## To be done
In the listing, locate the line containing "Extract the structured", then quote it and all following lines exactly. Omit pictures.

## Provided information
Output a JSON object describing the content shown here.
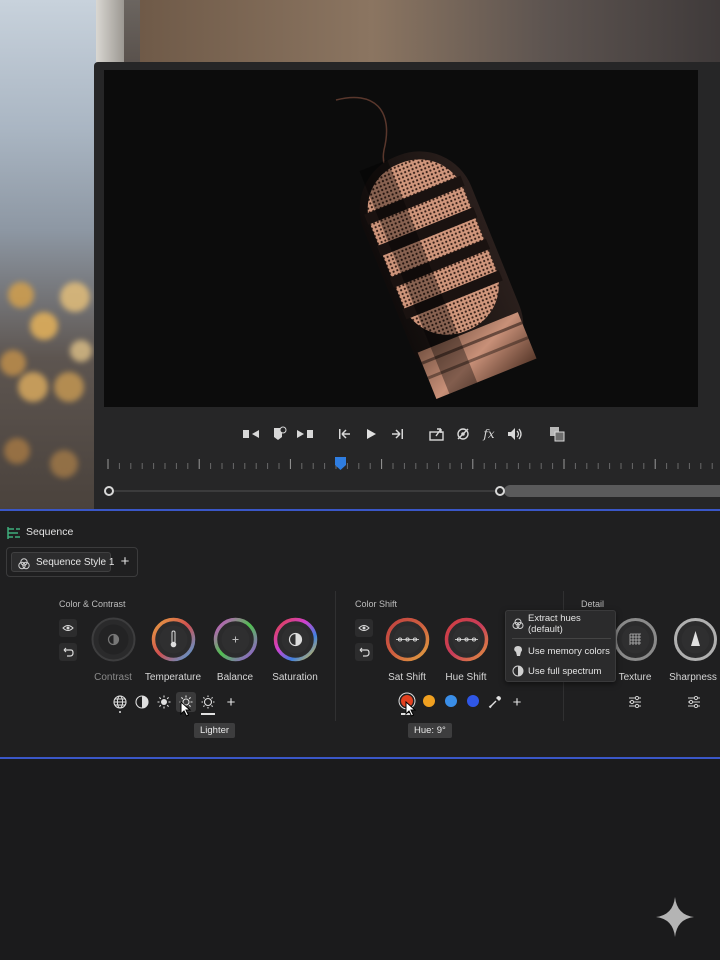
{
  "panel": {
    "title": "Sequence",
    "style_chip": "Sequence Style 1",
    "add_symbol": "+"
  },
  "sections": {
    "color_contrast": {
      "title": "Color & Contrast",
      "dials": [
        "Contrast",
        "Temperature",
        "Balance",
        "Saturation"
      ],
      "tooltip": "Lighter"
    },
    "color_shift": {
      "title": "Color Shift",
      "dials": [
        "Sat Shift",
        "Hue Shift"
      ],
      "tooltip": "Hue: 9°",
      "swatches": [
        "#e2401f",
        "#f0a020",
        "#3a8ee8",
        "#2f57e6"
      ]
    },
    "detail": {
      "title": "Detail",
      "dials": [
        "Texture",
        "Sharpness"
      ]
    }
  },
  "menu": {
    "items": [
      "Extract hues (default)",
      "Use memory colors",
      "Use full spectrum"
    ]
  },
  "transport": {
    "icons": [
      "mark-in-icon",
      "add-marker-icon",
      "mark-out-icon",
      "go-to-in-icon",
      "play-icon",
      "go-to-out-icon",
      "export-frame-icon",
      "settings-icon",
      "fx-icon",
      "volume-icon",
      "compare-view-icon"
    ],
    "fx_label": "fx"
  },
  "colors": {
    "accent": "#3a57c8",
    "playhead": "#2f7de0",
    "panel_bg": "#1f1f20"
  }
}
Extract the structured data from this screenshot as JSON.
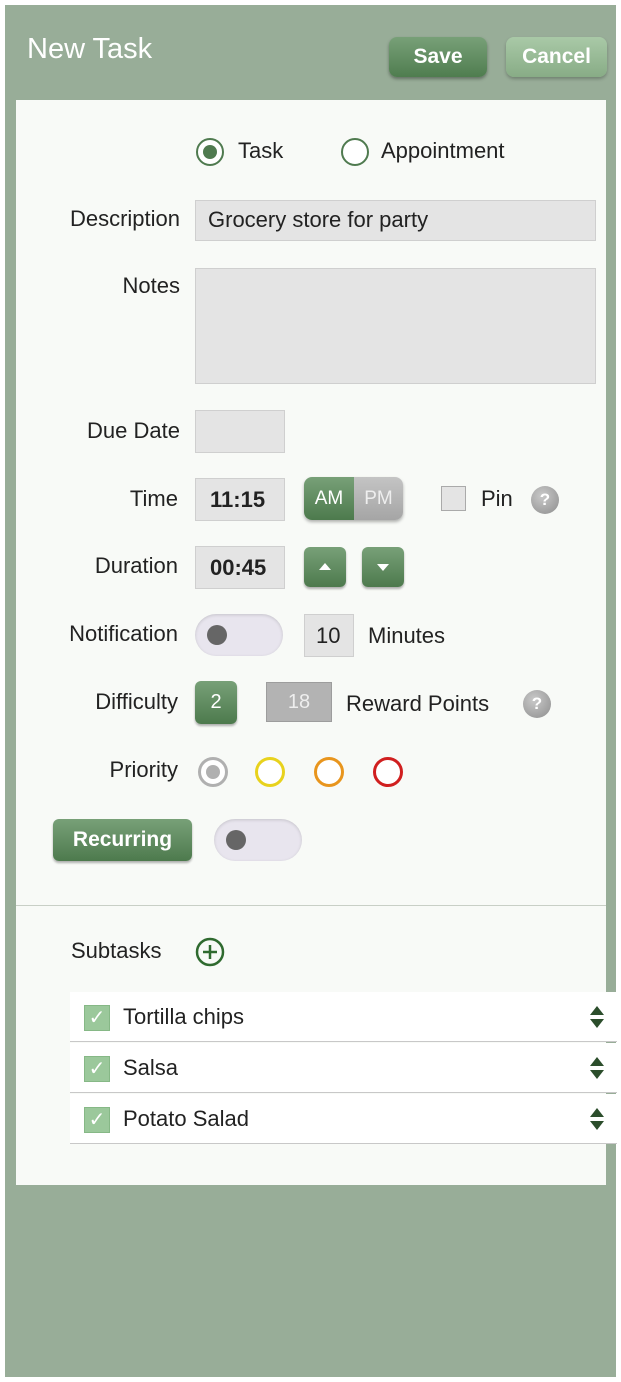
{
  "header": {
    "title": "New Task",
    "save_label": "Save",
    "cancel_label": "Cancel"
  },
  "type_options": {
    "task": "Task",
    "appointment": "Appointment",
    "selected": "Task"
  },
  "form": {
    "description_label": "Description",
    "description_value": "Grocery store for party",
    "notes_label": "Notes",
    "notes_value": "",
    "due_date_label": "Due Date",
    "due_date_value": "",
    "time_label": "Time",
    "time_value": "11:15",
    "am_label": "AM",
    "pm_label": "PM",
    "ampm_selected": "AM",
    "pin_label": "Pin",
    "pin_checked": false,
    "help_glyph": "?",
    "duration_label": "Duration",
    "duration_value": "00:45",
    "notification_label": "Notification",
    "notification_on": false,
    "notification_minutes": "10",
    "minutes_label": "Minutes",
    "difficulty_label": "Difficulty",
    "difficulty_value": "2",
    "reward_points_value": "18",
    "reward_points_label": "Reward Points",
    "priority_label": "Priority",
    "priority_colors": [
      "#b0b0b0",
      "#e8d21d",
      "#e8951d",
      "#d01f1f"
    ],
    "recurring_label": "Recurring",
    "recurring_on": false
  },
  "subtasks": {
    "label": "Subtasks",
    "items": [
      {
        "label": "Tortilla chips",
        "checked": true
      },
      {
        "label": "Salsa",
        "checked": true
      },
      {
        "label": "Potato Salad",
        "checked": true
      }
    ]
  },
  "colors": {
    "background": "#98ad98",
    "accent_green": "#4f7a4f",
    "panel": "#f8faf7"
  },
  "icons": [
    "plus-circle-icon",
    "help-icon",
    "sort-icon",
    "arrow-up-icon",
    "arrow-down-icon",
    "check-icon"
  ]
}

## Result of this exercise
Extract the structured data from this screenshot as JSON.
{
  "header": {
    "title": "New Task",
    "save_label": "Save",
    "cancel_label": "Cancel"
  },
  "type_options": {
    "task": "Task",
    "appointment": "Appointment",
    "selected": "Task"
  },
  "form": {
    "description_label": "Description",
    "description_value": "Grocery store for party",
    "notes_label": "Notes",
    "notes_value": "",
    "due_date_label": "Due Date",
    "due_date_value": "",
    "time_label": "Time",
    "time_value": "11:15",
    "am_label": "AM",
    "pm_label": "PM",
    "ampm_selected": "AM",
    "pin_label": "Pin",
    "pin_checked": false,
    "help_glyph": "?",
    "duration_label": "Duration",
    "duration_value": "00:45",
    "notification_label": "Notification",
    "notification_on": false,
    "notification_minutes": "10",
    "minutes_label": "Minutes",
    "difficulty_label": "Difficulty",
    "difficulty_value": "2",
    "reward_points_value": "18",
    "reward_points_label": "Reward Points",
    "priority_label": "Priority",
    "priority_colors": [
      "#b0b0b0",
      "#e8d21d",
      "#e8951d",
      "#d01f1f"
    ],
    "recurring_label": "Recurring",
    "recurring_on": false
  },
  "subtasks": {
    "label": "Subtasks",
    "items": [
      {
        "label": "Tortilla chips",
        "checked": true
      },
      {
        "label": "Salsa",
        "checked": true
      },
      {
        "label": "Potato Salad",
        "checked": true
      }
    ]
  },
  "colors": {
    "background": "#98ad98",
    "accent_green": "#4f7a4f",
    "panel": "#f8faf7"
  },
  "icons": [
    "plus-circle-icon",
    "help-icon",
    "sort-icon",
    "arrow-up-icon",
    "arrow-down-icon",
    "check-icon"
  ]
}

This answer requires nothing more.